◆ Record excerpts ◆
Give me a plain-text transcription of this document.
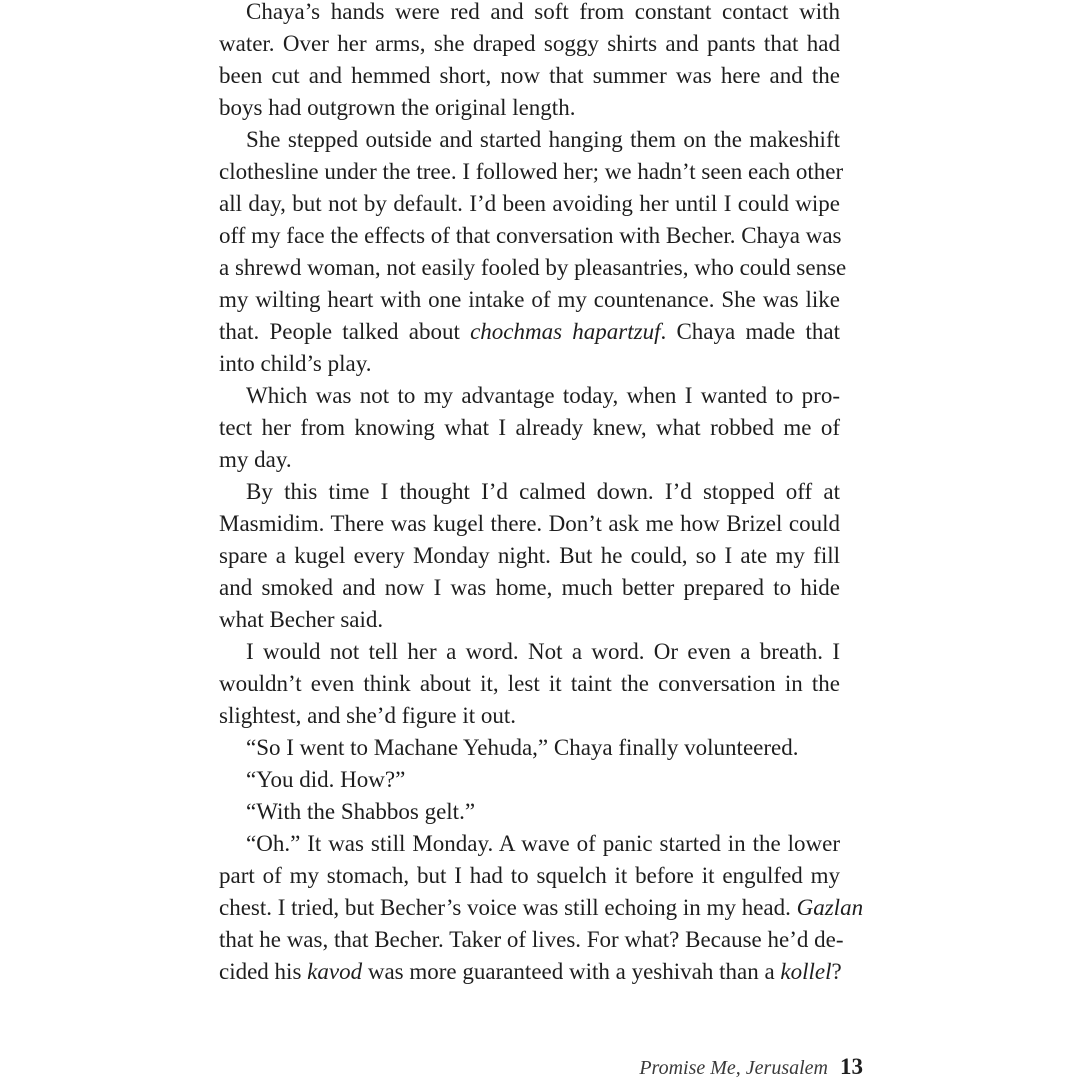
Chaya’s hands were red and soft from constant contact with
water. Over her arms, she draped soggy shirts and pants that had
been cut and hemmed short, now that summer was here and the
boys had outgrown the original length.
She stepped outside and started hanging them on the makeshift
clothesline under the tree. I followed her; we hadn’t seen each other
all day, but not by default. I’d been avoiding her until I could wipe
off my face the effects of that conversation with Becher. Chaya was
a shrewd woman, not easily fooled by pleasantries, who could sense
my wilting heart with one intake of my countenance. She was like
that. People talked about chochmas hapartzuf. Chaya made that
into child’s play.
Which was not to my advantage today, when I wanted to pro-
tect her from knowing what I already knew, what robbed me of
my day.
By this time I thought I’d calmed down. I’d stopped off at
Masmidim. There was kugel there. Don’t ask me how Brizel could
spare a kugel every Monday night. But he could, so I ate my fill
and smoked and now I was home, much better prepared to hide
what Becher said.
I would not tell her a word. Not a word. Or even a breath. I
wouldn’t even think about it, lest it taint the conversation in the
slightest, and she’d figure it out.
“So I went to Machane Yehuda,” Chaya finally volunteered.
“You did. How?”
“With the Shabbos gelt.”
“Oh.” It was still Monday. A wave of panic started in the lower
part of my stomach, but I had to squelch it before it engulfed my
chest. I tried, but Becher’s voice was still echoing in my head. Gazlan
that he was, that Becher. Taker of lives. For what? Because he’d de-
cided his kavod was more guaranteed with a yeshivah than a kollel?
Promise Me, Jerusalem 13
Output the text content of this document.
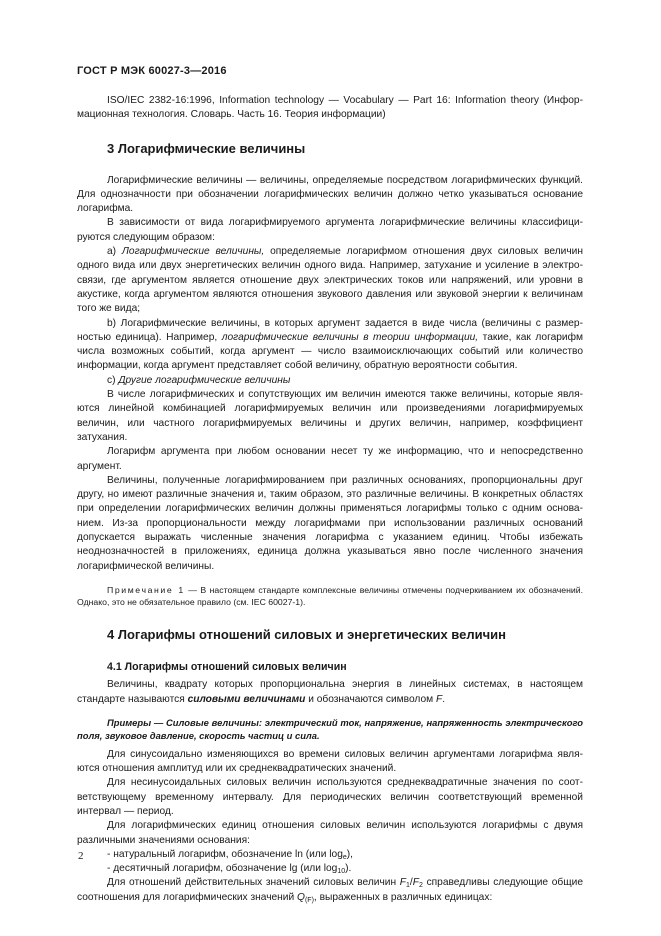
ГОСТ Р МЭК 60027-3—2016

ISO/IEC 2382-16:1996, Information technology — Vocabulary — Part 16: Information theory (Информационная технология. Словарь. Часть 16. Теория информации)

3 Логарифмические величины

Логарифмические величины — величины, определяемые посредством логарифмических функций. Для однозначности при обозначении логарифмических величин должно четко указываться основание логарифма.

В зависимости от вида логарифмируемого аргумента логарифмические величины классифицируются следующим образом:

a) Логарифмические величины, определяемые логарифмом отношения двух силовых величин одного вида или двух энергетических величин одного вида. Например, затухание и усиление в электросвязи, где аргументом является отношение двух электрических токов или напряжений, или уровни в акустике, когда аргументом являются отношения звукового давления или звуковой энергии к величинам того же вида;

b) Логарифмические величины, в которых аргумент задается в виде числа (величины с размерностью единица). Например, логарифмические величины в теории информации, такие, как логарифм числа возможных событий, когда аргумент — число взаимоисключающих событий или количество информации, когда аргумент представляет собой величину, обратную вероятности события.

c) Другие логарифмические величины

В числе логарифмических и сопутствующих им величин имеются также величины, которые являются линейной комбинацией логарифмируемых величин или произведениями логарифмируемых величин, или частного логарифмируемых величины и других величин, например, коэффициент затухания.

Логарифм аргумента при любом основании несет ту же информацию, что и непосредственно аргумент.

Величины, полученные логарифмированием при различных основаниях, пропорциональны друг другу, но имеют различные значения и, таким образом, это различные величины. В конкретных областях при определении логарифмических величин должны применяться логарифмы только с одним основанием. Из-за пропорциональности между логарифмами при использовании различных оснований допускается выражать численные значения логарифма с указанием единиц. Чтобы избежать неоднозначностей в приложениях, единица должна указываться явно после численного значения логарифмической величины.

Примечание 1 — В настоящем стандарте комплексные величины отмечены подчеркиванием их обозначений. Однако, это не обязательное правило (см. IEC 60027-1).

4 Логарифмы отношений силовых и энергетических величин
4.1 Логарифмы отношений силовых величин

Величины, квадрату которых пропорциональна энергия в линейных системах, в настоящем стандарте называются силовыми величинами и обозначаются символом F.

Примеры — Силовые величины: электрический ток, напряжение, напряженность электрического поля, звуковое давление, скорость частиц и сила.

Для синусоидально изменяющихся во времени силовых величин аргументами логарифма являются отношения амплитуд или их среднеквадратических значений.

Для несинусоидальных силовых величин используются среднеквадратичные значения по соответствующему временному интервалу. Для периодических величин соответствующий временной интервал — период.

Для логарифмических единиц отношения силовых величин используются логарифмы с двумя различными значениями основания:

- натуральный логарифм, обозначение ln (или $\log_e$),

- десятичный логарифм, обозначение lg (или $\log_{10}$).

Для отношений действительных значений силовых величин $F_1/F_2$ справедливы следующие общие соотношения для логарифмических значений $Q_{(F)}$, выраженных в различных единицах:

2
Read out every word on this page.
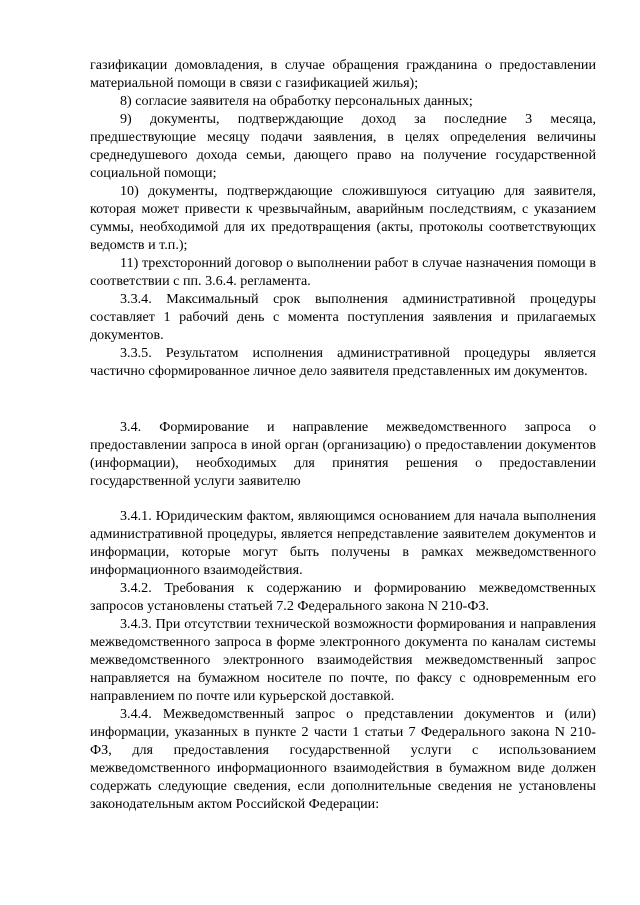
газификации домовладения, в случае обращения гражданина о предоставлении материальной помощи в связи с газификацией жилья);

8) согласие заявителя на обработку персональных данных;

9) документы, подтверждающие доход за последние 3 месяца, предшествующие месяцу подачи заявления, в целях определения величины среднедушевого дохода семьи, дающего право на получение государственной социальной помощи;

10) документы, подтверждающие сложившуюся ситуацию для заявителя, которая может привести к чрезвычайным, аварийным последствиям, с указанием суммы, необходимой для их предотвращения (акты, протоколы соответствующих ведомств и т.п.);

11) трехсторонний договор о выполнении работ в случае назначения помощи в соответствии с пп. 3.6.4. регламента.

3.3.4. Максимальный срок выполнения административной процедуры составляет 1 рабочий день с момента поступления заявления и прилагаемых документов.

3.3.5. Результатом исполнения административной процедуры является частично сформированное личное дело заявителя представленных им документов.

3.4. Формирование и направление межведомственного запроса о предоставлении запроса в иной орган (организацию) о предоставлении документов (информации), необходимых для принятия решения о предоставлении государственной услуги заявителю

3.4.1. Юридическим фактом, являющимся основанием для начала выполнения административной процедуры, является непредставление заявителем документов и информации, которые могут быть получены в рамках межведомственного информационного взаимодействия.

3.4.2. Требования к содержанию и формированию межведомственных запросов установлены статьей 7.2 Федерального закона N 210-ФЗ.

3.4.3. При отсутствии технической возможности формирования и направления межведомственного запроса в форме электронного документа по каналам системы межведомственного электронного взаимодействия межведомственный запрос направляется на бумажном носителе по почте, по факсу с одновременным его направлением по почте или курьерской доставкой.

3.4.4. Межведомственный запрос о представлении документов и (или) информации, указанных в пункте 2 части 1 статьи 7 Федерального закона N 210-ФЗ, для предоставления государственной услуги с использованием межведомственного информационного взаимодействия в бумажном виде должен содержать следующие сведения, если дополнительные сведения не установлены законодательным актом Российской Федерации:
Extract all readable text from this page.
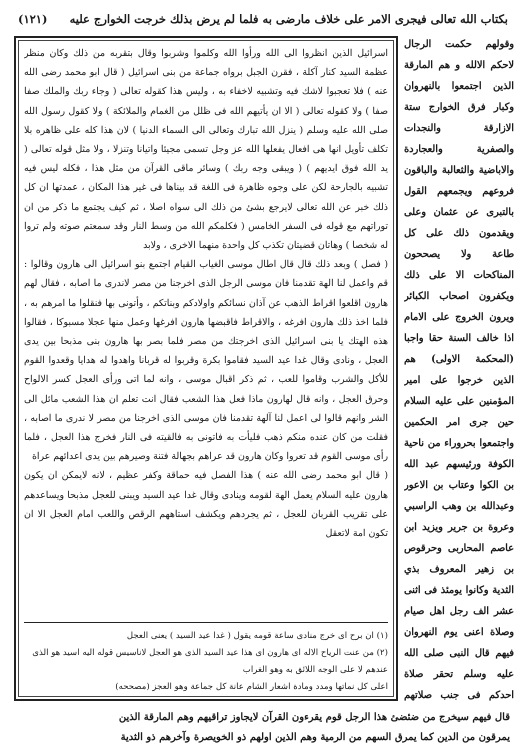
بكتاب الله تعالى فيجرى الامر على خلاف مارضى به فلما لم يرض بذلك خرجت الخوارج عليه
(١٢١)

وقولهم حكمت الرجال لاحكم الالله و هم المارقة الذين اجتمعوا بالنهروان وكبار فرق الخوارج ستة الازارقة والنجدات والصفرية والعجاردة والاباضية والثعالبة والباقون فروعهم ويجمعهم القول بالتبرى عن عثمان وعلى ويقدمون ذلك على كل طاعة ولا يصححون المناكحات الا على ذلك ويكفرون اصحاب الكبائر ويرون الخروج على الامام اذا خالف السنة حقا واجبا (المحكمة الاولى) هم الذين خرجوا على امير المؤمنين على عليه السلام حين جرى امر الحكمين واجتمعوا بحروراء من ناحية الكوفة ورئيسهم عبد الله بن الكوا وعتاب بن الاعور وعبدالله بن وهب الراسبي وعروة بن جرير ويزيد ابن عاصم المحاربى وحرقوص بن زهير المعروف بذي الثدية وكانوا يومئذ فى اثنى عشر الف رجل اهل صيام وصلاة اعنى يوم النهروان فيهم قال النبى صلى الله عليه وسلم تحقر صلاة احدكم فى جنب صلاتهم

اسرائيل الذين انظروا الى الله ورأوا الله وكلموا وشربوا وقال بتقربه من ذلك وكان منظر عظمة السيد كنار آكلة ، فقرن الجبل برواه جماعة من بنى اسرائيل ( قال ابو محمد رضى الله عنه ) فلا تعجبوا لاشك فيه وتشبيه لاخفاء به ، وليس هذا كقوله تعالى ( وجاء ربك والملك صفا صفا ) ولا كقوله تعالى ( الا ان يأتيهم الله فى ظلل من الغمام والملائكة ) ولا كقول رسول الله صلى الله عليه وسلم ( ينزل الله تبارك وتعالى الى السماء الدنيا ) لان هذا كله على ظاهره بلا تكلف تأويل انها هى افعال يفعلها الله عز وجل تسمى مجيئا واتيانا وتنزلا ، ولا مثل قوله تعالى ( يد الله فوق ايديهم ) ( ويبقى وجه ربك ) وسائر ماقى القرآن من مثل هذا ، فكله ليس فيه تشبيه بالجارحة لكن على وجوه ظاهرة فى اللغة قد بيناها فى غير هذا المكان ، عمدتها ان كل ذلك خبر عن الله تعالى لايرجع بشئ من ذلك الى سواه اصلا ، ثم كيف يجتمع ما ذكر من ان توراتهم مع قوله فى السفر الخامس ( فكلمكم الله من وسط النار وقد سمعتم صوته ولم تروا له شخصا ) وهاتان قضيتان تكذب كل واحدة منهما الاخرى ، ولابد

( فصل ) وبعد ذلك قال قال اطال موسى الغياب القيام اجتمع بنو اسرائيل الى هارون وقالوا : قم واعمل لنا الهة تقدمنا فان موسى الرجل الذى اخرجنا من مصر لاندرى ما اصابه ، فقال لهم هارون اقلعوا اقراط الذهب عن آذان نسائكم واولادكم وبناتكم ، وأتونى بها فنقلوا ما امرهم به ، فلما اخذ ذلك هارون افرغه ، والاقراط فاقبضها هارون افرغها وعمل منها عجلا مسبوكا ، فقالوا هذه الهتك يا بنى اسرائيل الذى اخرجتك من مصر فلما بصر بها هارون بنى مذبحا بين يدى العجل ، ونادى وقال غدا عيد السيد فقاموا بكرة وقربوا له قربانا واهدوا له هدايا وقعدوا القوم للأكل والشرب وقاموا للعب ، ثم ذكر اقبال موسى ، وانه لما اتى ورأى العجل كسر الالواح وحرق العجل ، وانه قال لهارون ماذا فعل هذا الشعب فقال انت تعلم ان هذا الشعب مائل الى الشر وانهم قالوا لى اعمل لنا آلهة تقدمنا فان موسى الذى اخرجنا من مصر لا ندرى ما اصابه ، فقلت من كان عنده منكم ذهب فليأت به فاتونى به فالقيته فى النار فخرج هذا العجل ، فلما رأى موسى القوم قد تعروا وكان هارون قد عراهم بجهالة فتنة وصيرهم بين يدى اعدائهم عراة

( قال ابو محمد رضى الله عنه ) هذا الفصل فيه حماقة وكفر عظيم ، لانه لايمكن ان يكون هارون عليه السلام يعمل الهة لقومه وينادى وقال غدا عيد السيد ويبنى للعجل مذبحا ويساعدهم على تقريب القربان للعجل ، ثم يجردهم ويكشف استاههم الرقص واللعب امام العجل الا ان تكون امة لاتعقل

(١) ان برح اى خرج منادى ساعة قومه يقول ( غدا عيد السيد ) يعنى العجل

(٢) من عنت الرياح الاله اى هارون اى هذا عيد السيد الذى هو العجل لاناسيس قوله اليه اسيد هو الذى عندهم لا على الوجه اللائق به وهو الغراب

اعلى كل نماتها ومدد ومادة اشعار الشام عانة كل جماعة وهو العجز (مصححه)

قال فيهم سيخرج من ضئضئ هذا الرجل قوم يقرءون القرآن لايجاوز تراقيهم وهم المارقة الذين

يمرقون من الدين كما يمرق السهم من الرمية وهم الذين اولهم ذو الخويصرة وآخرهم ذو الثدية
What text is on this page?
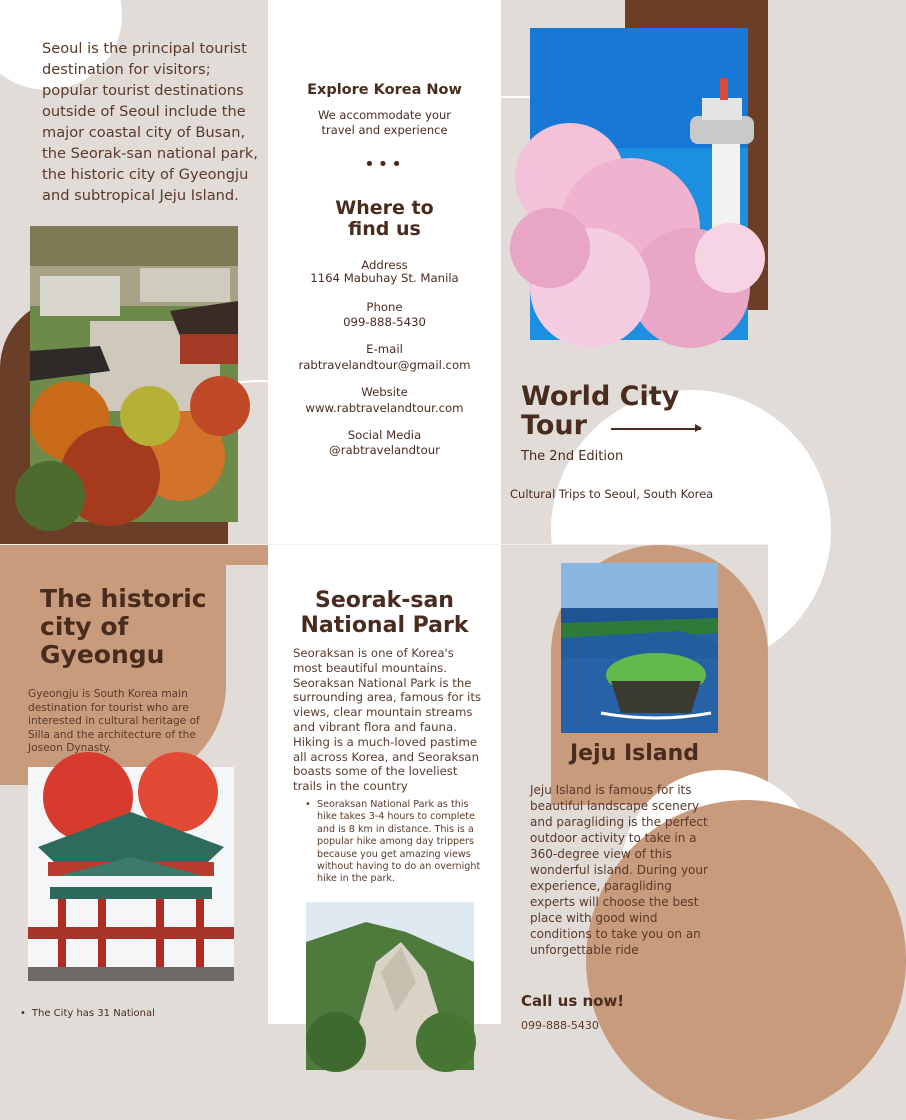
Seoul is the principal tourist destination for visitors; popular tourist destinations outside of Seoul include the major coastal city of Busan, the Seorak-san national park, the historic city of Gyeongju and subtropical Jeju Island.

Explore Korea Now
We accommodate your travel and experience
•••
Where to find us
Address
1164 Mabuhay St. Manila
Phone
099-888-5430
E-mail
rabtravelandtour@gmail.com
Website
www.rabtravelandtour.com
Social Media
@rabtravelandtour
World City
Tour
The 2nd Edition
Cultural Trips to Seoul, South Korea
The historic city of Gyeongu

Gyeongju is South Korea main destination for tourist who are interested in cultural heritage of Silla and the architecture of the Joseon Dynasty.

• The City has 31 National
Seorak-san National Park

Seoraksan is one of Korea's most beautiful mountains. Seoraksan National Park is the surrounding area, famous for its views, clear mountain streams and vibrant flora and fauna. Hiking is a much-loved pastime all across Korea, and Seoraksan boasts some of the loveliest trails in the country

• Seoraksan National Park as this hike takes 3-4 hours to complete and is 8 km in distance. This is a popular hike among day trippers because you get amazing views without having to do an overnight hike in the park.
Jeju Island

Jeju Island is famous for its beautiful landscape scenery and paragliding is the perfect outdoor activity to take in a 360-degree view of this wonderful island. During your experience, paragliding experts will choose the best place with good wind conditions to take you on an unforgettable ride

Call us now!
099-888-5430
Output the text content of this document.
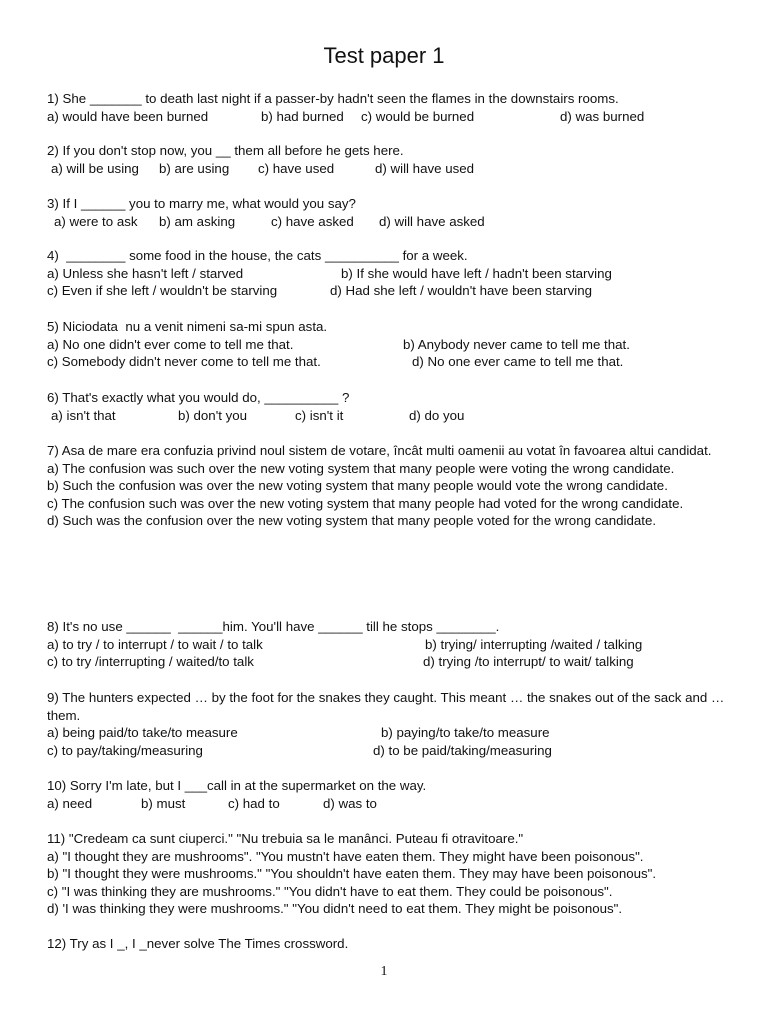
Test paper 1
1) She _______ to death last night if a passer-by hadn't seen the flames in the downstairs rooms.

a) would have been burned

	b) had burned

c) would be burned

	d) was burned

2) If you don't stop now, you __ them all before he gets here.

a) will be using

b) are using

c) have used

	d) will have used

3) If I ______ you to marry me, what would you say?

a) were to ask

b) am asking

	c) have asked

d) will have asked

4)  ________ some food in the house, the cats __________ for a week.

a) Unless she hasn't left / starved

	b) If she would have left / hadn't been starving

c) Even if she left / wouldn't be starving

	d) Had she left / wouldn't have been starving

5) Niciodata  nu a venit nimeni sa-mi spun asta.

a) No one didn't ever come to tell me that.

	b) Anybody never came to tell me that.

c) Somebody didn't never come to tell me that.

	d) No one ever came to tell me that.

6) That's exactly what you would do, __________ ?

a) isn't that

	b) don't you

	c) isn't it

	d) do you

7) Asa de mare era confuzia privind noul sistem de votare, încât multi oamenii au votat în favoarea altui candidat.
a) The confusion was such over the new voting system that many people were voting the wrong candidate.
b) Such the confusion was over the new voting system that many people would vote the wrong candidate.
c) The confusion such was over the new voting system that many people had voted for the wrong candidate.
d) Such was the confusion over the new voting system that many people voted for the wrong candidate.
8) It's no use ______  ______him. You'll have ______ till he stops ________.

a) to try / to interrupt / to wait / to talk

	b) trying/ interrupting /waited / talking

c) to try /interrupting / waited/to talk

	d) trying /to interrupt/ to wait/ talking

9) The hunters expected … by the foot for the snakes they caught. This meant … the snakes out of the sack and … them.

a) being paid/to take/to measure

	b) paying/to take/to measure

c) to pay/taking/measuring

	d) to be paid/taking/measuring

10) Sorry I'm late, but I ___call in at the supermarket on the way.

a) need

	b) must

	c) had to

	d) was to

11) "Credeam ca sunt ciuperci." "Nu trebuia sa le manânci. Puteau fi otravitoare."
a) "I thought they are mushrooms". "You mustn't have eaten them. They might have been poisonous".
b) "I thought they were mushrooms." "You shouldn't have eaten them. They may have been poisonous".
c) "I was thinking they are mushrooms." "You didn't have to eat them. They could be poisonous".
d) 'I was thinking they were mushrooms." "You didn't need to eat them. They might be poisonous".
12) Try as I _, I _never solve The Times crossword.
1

◆ Instruction ◆
Copy out every line from the data above that has "system" in it.

◆ Answer below ◆
a) The confusion was such over the new voting system that many people were voting the wrong candidate.
b) Such the confusion was over the new voting system that many people would vote the wrong candidate.
c) The confusion such was over the new voting system that many people had voted for the wrong candidate.
d) Such was the confusion over the new voting system that many people voted for the wrong candidate.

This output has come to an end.